Each line containing the word "搭设高度" needs to be copied.

───── INPUT ROWS ─────

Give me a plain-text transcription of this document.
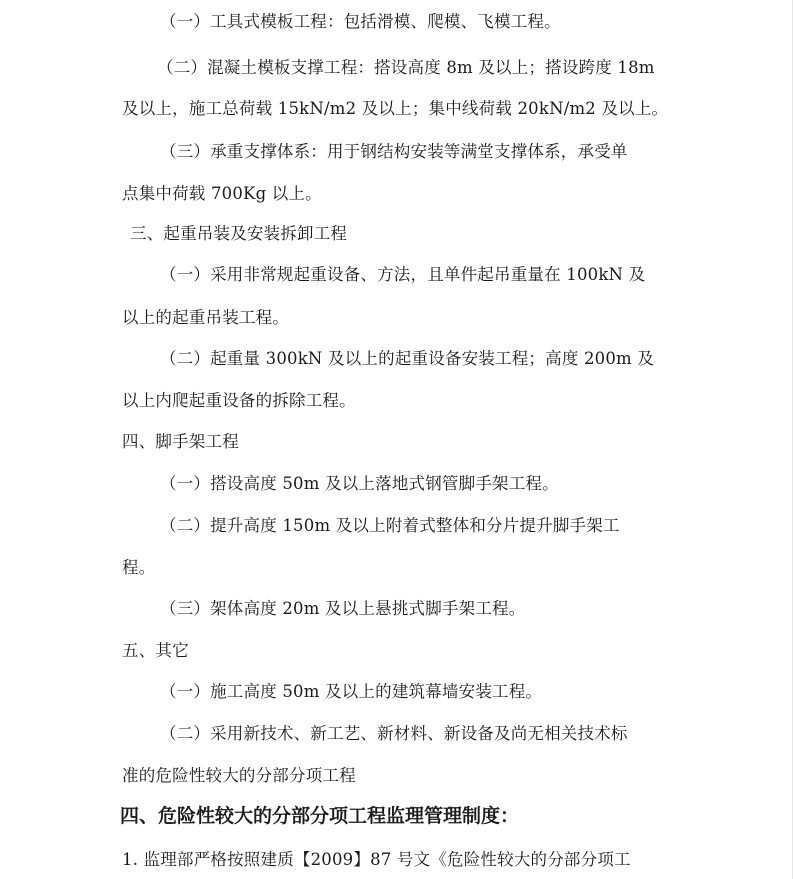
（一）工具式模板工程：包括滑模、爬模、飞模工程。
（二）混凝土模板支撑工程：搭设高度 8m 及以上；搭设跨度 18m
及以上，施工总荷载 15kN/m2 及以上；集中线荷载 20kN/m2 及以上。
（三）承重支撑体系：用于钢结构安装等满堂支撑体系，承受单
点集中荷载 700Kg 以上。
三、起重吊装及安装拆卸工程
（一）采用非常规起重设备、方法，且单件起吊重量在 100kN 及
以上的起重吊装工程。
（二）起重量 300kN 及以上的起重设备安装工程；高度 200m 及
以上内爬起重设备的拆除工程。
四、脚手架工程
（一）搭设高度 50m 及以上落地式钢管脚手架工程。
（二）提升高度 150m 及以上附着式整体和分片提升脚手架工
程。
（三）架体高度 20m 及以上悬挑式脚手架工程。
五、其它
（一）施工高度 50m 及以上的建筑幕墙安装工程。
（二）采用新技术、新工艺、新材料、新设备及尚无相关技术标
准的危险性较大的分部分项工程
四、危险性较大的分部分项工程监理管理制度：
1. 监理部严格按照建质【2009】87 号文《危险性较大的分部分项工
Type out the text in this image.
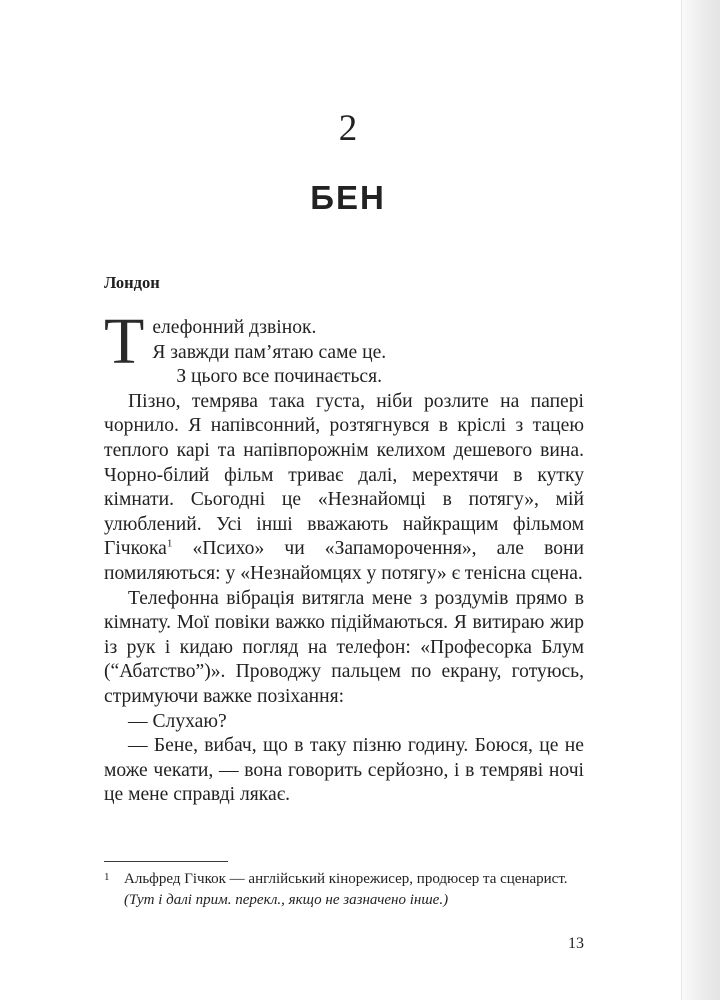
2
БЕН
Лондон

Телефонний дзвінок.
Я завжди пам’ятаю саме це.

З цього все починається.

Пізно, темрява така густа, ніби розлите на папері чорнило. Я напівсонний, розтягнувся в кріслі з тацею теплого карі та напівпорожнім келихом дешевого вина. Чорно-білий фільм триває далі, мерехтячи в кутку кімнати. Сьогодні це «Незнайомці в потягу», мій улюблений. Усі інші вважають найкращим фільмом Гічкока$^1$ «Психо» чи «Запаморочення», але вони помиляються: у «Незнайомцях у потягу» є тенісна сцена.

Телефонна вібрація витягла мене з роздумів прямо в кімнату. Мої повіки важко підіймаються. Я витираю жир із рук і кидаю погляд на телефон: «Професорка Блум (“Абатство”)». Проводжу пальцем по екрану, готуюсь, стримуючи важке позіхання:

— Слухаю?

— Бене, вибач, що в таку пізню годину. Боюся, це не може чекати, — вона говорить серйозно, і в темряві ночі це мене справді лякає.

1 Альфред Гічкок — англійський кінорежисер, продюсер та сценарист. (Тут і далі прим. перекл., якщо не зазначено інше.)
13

─────
───── INPUT ROWS ─────

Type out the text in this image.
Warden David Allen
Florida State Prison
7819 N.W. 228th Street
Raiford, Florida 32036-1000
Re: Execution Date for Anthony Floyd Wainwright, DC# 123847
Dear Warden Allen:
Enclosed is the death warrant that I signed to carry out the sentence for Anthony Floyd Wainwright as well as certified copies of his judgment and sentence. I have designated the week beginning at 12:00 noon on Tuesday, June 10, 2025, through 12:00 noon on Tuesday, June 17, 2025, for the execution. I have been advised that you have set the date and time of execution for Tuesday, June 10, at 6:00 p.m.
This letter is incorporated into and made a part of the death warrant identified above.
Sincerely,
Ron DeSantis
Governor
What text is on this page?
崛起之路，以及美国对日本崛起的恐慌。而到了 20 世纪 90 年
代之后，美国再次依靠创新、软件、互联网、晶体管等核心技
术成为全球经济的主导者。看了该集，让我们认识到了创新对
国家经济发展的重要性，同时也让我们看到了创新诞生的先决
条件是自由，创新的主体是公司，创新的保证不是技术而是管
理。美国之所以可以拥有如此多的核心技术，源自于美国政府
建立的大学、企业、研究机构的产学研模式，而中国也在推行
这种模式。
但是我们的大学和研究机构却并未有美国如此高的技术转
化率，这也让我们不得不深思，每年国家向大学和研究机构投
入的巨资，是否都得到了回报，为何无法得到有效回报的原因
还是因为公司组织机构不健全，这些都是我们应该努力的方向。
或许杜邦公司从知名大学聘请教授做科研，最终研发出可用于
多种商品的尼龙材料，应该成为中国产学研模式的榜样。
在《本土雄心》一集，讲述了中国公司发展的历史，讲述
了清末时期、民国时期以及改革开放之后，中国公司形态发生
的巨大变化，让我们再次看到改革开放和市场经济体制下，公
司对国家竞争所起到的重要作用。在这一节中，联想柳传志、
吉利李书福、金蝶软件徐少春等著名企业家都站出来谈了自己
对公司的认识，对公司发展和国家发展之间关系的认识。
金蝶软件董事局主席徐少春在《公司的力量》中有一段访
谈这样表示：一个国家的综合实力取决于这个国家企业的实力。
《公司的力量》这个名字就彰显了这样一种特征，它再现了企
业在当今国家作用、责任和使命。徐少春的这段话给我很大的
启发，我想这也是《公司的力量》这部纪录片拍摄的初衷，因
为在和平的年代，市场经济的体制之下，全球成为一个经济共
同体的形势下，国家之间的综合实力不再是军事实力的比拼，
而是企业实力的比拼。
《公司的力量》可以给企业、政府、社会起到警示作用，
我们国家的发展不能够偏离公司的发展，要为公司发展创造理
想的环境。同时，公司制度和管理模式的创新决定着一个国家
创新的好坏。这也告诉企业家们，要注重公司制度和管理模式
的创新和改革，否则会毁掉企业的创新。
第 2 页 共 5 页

─────

* _RESPONSE TO THE TASK_:
（二）混凝土模板支撑工程：搭设高度 8m 及以上；搭设跨度 18m
（一）搭设高度 50m 及以上落地式钢管脚手架工程。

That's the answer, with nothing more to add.